Quote the records in full and leave their pictures out.

START Given information

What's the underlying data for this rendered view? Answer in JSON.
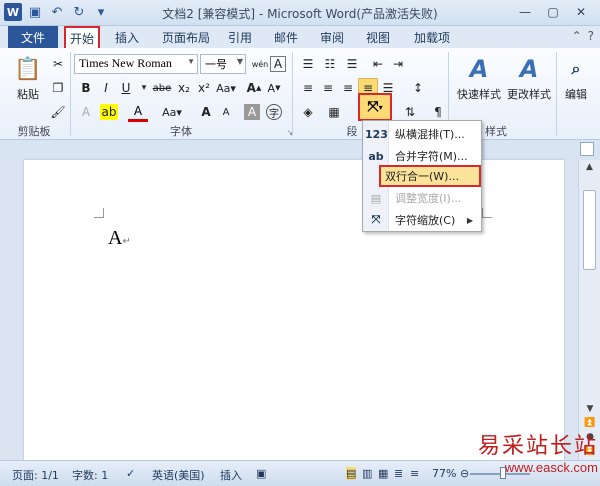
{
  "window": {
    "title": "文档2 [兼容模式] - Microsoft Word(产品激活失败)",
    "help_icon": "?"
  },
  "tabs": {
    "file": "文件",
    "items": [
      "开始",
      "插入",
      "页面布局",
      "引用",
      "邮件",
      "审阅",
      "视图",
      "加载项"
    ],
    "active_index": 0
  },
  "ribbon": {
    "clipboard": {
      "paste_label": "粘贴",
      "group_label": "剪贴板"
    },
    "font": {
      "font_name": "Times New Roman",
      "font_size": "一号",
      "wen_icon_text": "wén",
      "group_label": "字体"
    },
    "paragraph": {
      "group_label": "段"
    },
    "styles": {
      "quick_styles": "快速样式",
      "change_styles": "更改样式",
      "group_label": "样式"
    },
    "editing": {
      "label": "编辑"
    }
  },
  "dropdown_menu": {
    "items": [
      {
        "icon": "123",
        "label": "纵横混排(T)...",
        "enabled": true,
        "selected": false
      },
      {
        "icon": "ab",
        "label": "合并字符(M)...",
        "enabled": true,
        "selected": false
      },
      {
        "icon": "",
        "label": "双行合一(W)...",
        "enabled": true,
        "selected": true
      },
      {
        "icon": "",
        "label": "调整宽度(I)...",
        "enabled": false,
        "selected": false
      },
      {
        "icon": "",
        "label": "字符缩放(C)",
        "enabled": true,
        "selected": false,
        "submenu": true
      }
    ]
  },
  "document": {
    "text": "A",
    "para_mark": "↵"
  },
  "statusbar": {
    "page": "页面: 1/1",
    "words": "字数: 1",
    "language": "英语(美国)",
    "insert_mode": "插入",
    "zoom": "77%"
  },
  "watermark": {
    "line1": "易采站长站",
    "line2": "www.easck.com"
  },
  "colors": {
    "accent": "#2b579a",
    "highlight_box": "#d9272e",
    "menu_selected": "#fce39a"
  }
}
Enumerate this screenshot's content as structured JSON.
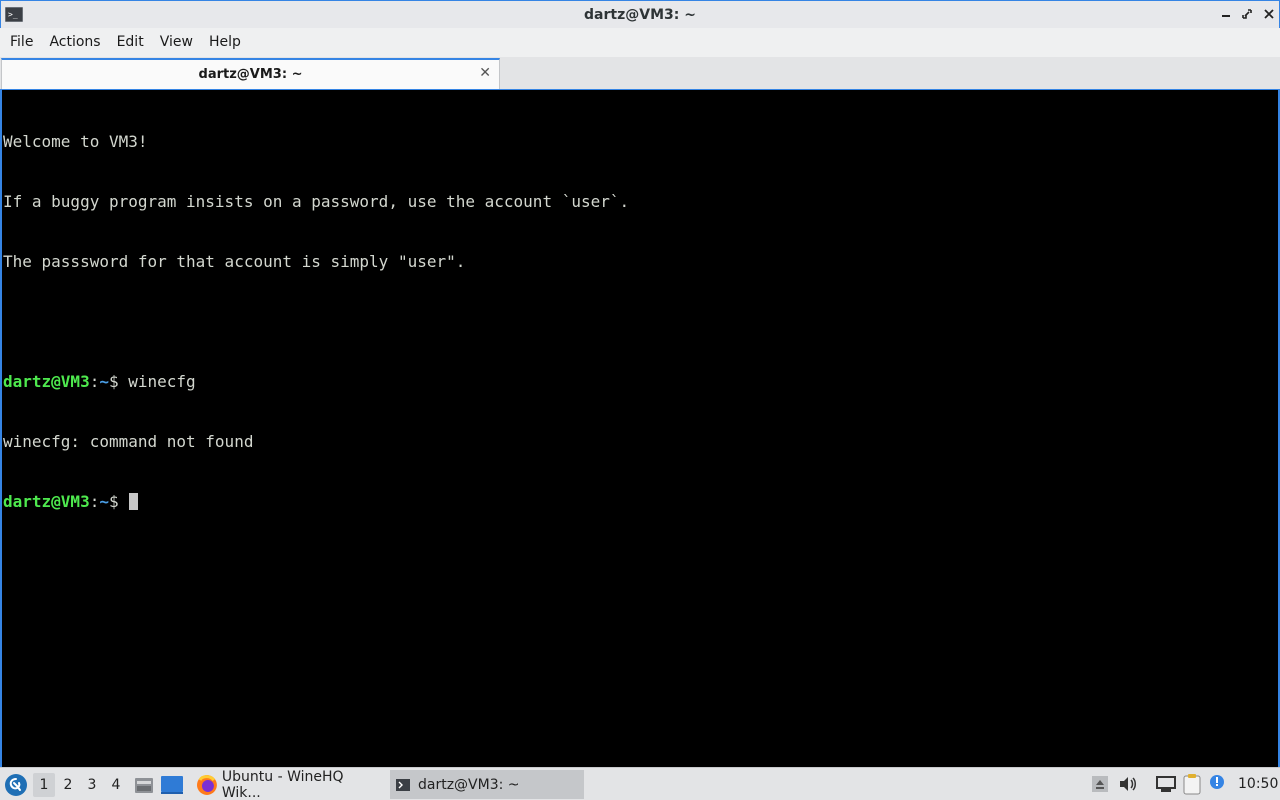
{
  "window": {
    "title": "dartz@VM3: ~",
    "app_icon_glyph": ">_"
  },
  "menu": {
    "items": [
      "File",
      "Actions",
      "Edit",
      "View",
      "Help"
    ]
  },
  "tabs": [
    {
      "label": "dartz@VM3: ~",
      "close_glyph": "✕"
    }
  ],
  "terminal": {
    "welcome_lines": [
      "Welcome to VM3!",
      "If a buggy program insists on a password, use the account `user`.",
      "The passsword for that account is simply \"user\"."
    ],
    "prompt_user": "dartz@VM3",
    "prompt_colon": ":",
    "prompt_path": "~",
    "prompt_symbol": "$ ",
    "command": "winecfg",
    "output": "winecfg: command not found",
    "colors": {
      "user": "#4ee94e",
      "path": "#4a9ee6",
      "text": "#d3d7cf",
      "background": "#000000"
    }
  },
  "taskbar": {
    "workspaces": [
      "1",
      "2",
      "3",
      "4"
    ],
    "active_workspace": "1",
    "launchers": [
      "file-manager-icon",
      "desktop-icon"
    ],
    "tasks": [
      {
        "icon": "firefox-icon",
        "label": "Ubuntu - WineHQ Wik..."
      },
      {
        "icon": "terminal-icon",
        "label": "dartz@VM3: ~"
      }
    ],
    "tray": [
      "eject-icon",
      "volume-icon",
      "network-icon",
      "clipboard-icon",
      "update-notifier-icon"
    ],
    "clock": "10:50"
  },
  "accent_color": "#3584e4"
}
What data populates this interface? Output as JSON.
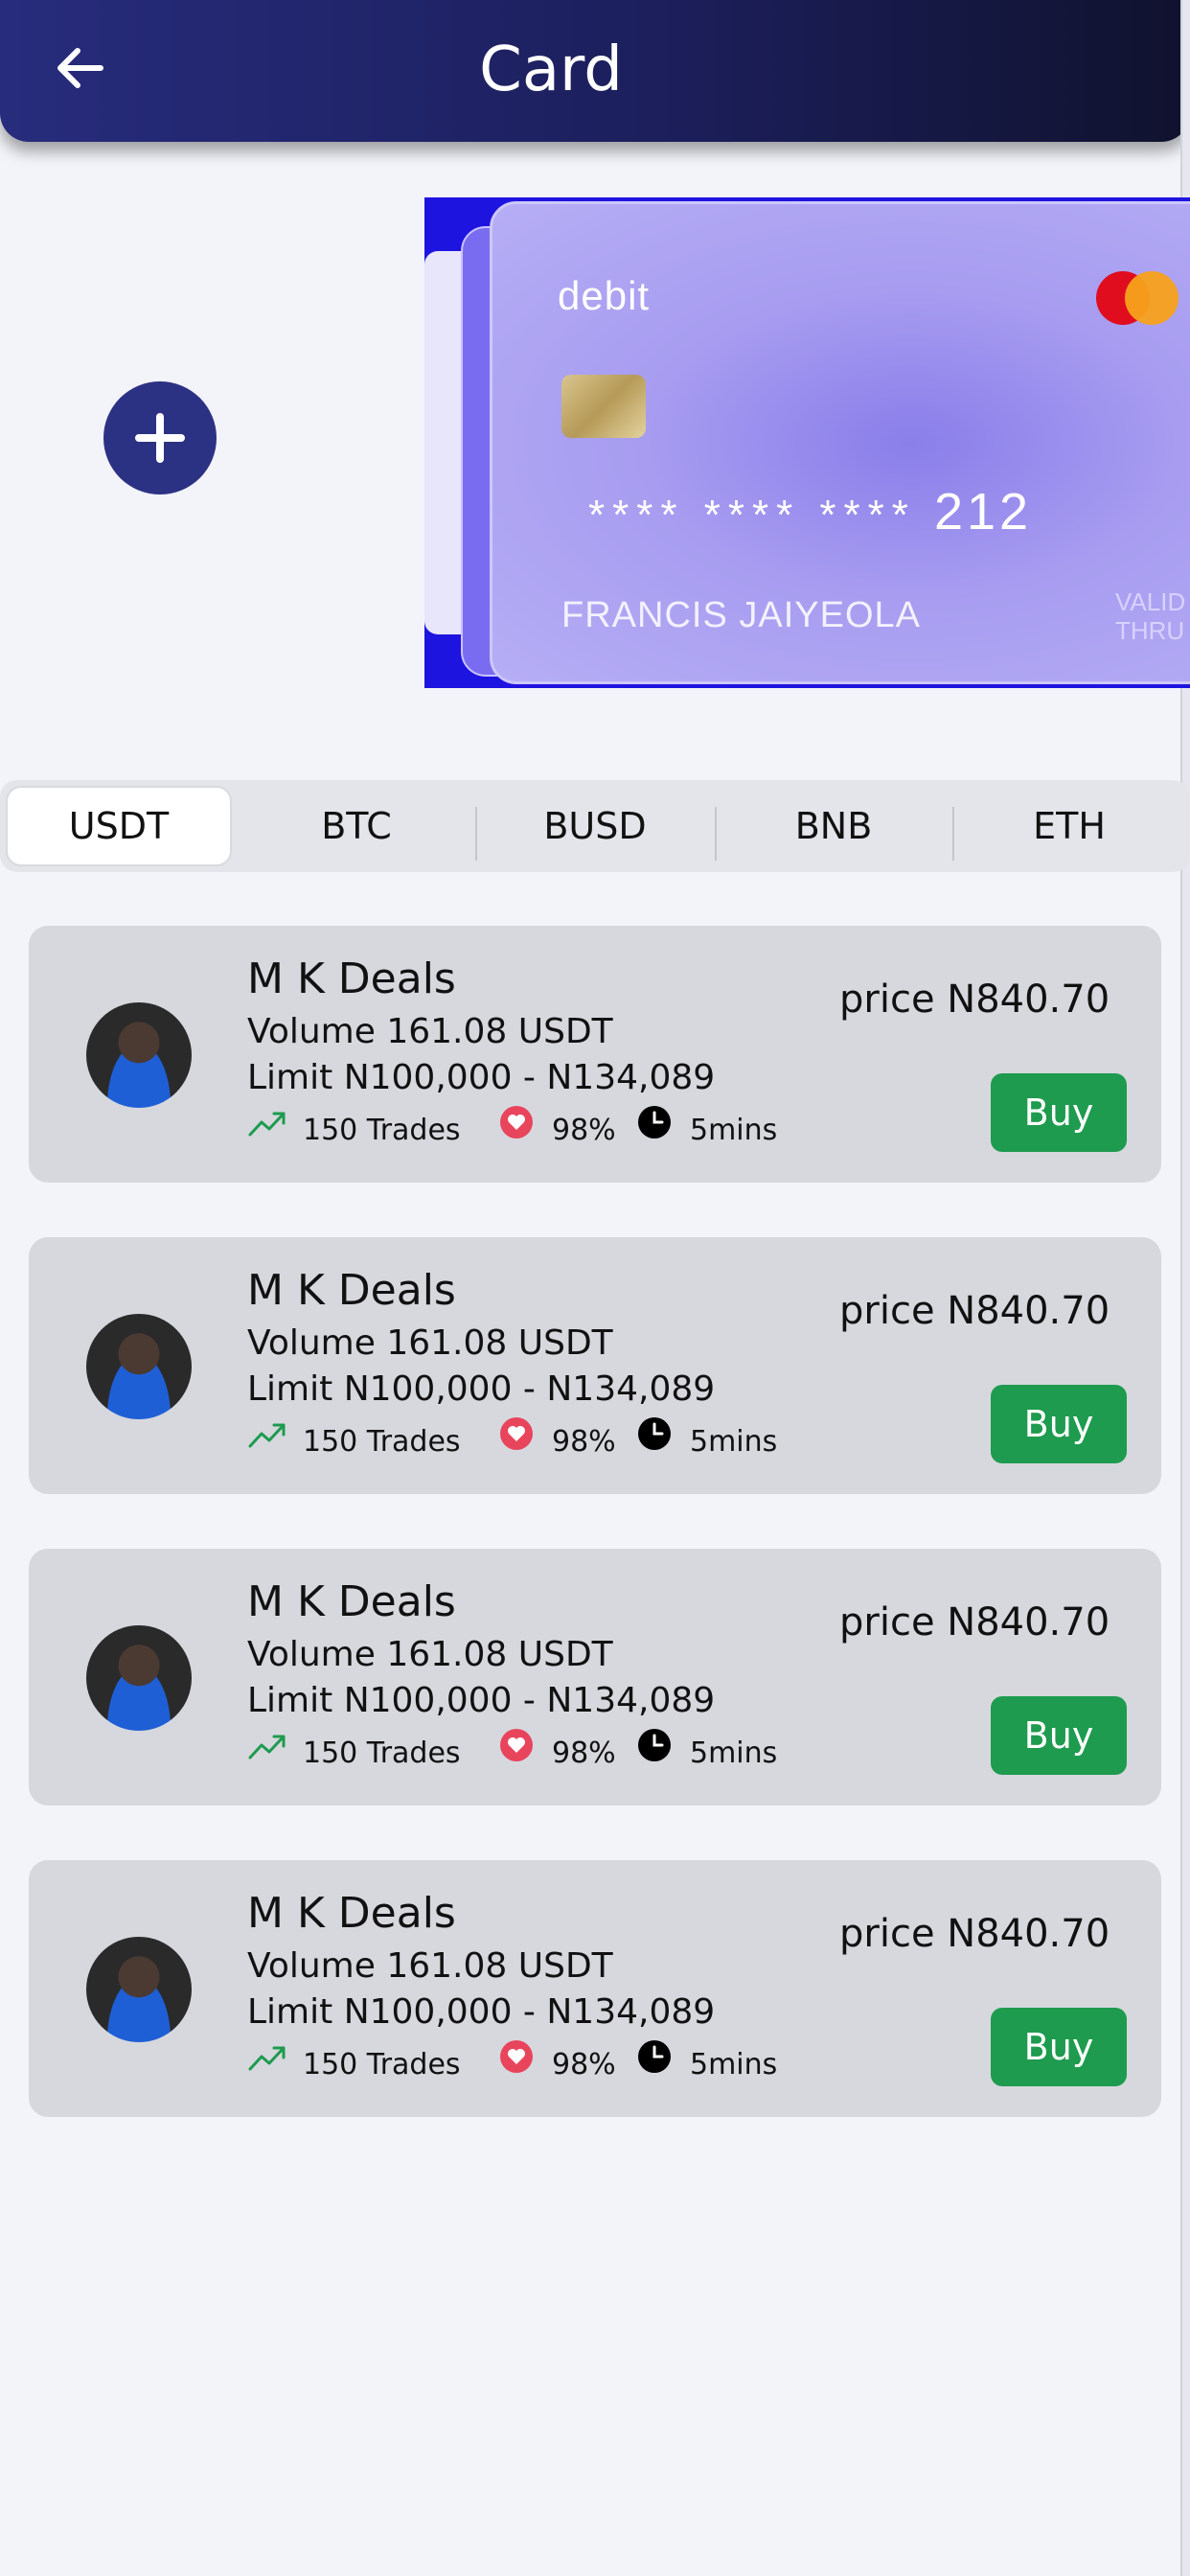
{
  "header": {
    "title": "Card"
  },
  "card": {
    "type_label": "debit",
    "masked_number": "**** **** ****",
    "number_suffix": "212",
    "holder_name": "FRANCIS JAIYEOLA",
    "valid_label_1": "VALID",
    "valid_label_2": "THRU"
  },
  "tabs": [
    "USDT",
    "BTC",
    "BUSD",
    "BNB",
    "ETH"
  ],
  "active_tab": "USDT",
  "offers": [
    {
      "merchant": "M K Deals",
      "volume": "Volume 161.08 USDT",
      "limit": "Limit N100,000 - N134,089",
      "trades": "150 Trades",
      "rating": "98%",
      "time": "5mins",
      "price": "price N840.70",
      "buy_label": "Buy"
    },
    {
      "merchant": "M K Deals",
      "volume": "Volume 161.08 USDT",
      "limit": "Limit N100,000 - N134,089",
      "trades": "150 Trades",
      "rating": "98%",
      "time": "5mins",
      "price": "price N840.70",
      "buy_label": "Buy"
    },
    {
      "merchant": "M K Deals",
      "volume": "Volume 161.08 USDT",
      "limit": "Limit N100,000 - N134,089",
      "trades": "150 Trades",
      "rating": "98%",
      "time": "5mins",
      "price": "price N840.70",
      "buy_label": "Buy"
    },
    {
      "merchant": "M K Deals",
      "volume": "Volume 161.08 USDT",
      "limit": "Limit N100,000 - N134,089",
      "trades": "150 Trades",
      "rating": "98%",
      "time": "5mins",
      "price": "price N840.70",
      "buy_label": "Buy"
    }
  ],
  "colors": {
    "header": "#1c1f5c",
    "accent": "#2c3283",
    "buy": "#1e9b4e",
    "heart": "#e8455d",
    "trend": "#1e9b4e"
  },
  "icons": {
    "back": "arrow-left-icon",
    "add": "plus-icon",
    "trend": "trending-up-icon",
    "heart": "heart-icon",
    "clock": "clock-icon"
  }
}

END Given information

> **Solution to the exercise**:
What's the underlying data for this rendered view? Answer in JSON.
{
  "window": {
    "title": "文档2 [兼容模式] - Microsoft Word(产品激活失败)",
    "help_icon": "?"
  },
  "tabs": {
    "file": "文件",
    "items": [
      "开始",
      "插入",
      "页面布局",
      "引用",
      "邮件",
      "审阅",
      "视图",
      "加载项"
    ],
    "active_index": 0
  },
  "ribbon": {
    "clipboard": {
      "paste_label": "粘贴",
      "group_label": "剪贴板"
    },
    "font": {
      "font_name": "Times New Roman",
      "font_size": "一号",
      "wen_icon_text": "wén",
      "group_label": "字体"
    },
    "paragraph": {
      "group_label": "段"
    },
    "styles": {
      "quick_styles": "快速样式",
      "change_styles": "更改样式",
      "group_label": "样式"
    },
    "editing": {
      "label": "编辑"
    }
  },
  "dropdown_menu": {
    "items": [
      {
        "icon": "123",
        "label": "纵横混排(T)...",
        "enabled": true,
        "selected": false
      },
      {
        "icon": "ab",
        "label": "合并字符(M)...",
        "enabled": true,
        "selected": false
      },
      {
        "icon": "",
        "label": "双行合一(W)...",
        "enabled": true,
        "selected": true
      },
      {
        "icon": "",
        "label": "调整宽度(I)...",
        "enabled": false,
        "selected": false
      },
      {
        "icon": "",
        "label": "字符缩放(C)",
        "enabled": true,
        "selected": false,
        "submenu": true
      }
    ]
  },
  "document": {
    "text": "A",
    "para_mark": "↵"
  },
  "statusbar": {
    "page": "页面: 1/1",
    "words": "字数: 1",
    "language": "英语(美国)",
    "insert_mode": "插入",
    "zoom": "77%"
  },
  "watermark": {
    "line1": "易采站长站",
    "line2": "www.easck.com"
  },
  "colors": {
    "accent": "#2b579a",
    "highlight_box": "#d9272e",
    "menu_selected": "#fce39a"
  }
}
Enumerate this screenshot's content as structured JSON.
{
  "window": {
    "title": "dartz@VM3: ~",
    "app_icon_glyph": ">_"
  },
  "menu": {
    "items": [
      "File",
      "Actions",
      "Edit",
      "View",
      "Help"
    ]
  },
  "tabs": [
    {
      "label": "dartz@VM3: ~",
      "close_glyph": "✕"
    }
  ],
  "terminal": {
    "welcome_lines": [
      "Welcome to VM3!",
      "If a buggy program insists on a password, use the account `user`.",
      "The passsword for that account is simply \"user\"."
    ],
    "prompt_user": "dartz@VM3",
    "prompt_colon": ":",
    "prompt_path": "~",
    "prompt_symbol": "$ ",
    "command": "winecfg",
    "output": "winecfg: command not found",
    "colors": {
      "user": "#4ee94e",
      "path": "#4a9ee6",
      "text": "#d3d7cf",
      "background": "#000000"
    }
  },
  "taskbar": {
    "workspaces": [
      "1",
      "2",
      "3",
      "4"
    ],
    "active_workspace": "1",
    "launchers": [
      "file-manager-icon",
      "desktop-icon"
    ],
    "tasks": [
      {
        "icon": "firefox-icon",
        "label": "Ubuntu - WineHQ Wik..."
      },
      {
        "icon": "terminal-icon",
        "label": "dartz@VM3: ~"
      }
    ],
    "tray": [
      "eject-icon",
      "volume-icon",
      "network-icon",
      "clipboard-icon",
      "update-notifier-icon"
    ],
    "clock": "10:50"
  },
  "accent_color": "#3584e4"
}
What data populates this interface? Output as JSON.
{
  "header": {
    "title": "Card"
  },
  "card": {
    "type_label": "debit",
    "masked_number": "**** **** ****",
    "number_suffix": "212",
    "holder_name": "FRANCIS JAIYEOLA",
    "valid_label_1": "VALID",
    "valid_label_2": "THRU"
  },
  "tabs": [
    "USDT",
    "BTC",
    "BUSD",
    "BNB",
    "ETH"
  ],
  "active_tab": "USDT",
  "offers": [
    {
      "merchant": "M K Deals",
      "volume": "Volume 161.08 USDT",
      "limit": "Limit N100,000 - N134,089",
      "trades": "150 Trades",
      "rating": "98%",
      "time": "5mins",
      "price": "price N840.70",
      "buy_label": "Buy"
    },
    {
      "merchant": "M K Deals",
      "volume": "Volume 161.08 USDT",
      "limit": "Limit N100,000 - N134,089",
      "trades": "150 Trades",
      "rating": "98%",
      "time": "5mins",
      "price": "price N840.70",
      "buy_label": "Buy"
    },
    {
      "merchant": "M K Deals",
      "volume": "Volume 161.08 USDT",
      "limit": "Limit N100,000 - N134,089",
      "trades": "150 Trades",
      "rating": "98%",
      "time": "5mins",
      "price": "price N840.70",
      "buy_label": "Buy"
    },
    {
      "merchant": "M K Deals",
      "volume": "Volume 161.08 USDT",
      "limit": "Limit N100,000 - N134,089",
      "trades": "150 Trades",
      "rating": "98%",
      "time": "5mins",
      "price": "price N840.70",
      "buy_label": "Buy"
    }
  ],
  "colors": {
    "header": "#1c1f5c",
    "accent": "#2c3283",
    "buy": "#1e9b4e",
    "heart": "#e8455d",
    "trend": "#1e9b4e"
  },
  "icons": {
    "back": "arrow-left-icon",
    "add": "plus-icon",
    "trend": "trending-up-icon",
    "heart": "heart-icon",
    "clock": "clock-icon"
  }
}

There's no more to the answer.